═══ Provided material ═══

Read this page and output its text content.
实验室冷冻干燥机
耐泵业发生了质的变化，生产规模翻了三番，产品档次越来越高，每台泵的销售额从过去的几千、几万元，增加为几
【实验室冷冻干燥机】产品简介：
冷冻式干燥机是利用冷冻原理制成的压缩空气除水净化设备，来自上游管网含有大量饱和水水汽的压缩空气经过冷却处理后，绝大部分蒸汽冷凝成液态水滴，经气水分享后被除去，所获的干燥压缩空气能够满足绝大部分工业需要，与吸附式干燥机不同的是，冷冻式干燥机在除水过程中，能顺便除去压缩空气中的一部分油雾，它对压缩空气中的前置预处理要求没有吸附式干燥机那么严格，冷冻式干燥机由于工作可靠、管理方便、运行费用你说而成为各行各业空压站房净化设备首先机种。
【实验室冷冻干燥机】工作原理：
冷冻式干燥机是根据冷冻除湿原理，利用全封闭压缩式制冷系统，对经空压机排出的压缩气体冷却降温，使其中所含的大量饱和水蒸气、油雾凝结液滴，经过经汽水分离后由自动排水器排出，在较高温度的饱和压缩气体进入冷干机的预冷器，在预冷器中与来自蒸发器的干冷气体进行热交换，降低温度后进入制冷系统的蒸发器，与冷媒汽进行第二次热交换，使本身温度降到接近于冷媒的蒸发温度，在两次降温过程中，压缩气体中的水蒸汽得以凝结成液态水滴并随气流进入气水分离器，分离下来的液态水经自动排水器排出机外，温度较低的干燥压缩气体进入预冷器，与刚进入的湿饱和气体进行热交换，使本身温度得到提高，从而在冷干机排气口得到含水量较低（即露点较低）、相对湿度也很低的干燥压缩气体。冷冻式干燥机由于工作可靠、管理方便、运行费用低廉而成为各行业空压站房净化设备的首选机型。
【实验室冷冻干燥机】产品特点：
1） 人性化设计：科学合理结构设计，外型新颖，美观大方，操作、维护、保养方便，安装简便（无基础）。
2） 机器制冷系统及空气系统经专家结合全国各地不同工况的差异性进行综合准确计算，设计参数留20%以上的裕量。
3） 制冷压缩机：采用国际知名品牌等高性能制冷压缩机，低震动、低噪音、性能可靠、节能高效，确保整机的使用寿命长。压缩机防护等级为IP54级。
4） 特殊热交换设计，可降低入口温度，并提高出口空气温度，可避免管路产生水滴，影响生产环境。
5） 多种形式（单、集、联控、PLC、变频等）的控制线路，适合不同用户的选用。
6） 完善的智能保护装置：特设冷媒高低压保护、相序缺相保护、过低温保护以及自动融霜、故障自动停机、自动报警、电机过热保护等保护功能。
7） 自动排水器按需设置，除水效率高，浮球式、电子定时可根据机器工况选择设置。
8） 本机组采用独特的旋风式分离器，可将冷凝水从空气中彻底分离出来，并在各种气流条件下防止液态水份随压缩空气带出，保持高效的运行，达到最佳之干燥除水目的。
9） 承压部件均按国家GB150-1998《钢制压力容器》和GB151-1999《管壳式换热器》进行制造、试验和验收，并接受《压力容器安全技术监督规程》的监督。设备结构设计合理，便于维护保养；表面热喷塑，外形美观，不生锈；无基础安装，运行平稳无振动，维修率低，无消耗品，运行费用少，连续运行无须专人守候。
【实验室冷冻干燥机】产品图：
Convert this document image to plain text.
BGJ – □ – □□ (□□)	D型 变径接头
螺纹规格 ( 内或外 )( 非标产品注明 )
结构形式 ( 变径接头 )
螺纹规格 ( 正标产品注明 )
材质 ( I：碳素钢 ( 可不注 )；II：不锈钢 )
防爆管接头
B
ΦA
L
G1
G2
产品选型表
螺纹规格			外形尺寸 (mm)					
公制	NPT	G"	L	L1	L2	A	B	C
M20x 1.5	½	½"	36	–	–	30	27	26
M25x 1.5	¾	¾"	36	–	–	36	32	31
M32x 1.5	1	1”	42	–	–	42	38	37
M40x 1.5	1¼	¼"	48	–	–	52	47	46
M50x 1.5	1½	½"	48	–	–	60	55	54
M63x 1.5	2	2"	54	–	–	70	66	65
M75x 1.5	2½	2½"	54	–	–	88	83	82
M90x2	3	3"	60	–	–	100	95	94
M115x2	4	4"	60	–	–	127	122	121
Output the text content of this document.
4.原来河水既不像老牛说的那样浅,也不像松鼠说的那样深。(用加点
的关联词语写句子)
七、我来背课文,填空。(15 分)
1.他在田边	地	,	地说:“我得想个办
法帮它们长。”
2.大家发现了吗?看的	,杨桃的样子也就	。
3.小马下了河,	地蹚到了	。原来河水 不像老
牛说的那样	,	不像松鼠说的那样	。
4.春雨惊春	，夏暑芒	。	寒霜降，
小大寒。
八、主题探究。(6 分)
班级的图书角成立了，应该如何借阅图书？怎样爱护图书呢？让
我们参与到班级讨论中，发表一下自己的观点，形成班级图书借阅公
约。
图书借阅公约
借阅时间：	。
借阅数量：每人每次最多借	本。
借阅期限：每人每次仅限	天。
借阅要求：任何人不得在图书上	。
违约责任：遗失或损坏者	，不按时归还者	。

═══
═══ Provided material ═══

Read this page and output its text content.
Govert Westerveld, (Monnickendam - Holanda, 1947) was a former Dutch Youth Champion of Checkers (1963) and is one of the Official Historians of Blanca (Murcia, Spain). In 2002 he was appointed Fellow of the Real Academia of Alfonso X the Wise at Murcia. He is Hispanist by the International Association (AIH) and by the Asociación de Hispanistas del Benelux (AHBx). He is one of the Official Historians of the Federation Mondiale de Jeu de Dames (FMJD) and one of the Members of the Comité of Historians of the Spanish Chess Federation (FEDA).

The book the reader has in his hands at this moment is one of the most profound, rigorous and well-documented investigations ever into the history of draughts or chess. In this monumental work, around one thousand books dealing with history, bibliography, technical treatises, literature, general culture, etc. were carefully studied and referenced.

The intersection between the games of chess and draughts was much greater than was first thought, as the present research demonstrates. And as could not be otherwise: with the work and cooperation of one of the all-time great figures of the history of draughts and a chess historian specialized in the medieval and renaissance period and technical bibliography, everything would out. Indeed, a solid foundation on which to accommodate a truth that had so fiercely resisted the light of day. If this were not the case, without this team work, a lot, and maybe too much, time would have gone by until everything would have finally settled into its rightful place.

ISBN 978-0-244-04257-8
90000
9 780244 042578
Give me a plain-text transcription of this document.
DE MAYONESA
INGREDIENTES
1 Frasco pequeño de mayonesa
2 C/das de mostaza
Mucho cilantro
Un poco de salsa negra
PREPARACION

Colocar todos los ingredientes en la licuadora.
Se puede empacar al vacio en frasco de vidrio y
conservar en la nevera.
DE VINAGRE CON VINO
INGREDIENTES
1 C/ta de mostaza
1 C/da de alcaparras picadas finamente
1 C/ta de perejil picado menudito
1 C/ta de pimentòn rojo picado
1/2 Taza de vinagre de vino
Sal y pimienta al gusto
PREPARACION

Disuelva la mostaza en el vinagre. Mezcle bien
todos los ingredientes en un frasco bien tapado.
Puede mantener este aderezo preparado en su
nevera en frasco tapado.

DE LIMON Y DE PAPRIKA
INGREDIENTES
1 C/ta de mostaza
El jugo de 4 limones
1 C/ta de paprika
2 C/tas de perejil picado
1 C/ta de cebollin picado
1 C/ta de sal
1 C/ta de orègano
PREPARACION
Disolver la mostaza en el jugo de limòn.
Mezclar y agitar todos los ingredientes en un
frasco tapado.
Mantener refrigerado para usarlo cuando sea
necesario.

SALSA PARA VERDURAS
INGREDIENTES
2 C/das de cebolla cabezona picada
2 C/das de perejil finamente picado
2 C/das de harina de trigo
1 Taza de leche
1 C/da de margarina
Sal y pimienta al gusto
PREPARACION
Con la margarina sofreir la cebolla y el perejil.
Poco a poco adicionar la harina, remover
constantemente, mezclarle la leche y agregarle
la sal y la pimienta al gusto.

═══

## What is being asked
Gather each line in these records that contains the string "实验室冷冻干燥机".

## Answer for this exercise
实验室冷冻干燥机
【实验室冷冻干燥机】产品简介：
【实验室冷冻干燥机】工作原理：
【实验室冷冻干燥机】产品特点：
【实验室冷冻干燥机】产品图：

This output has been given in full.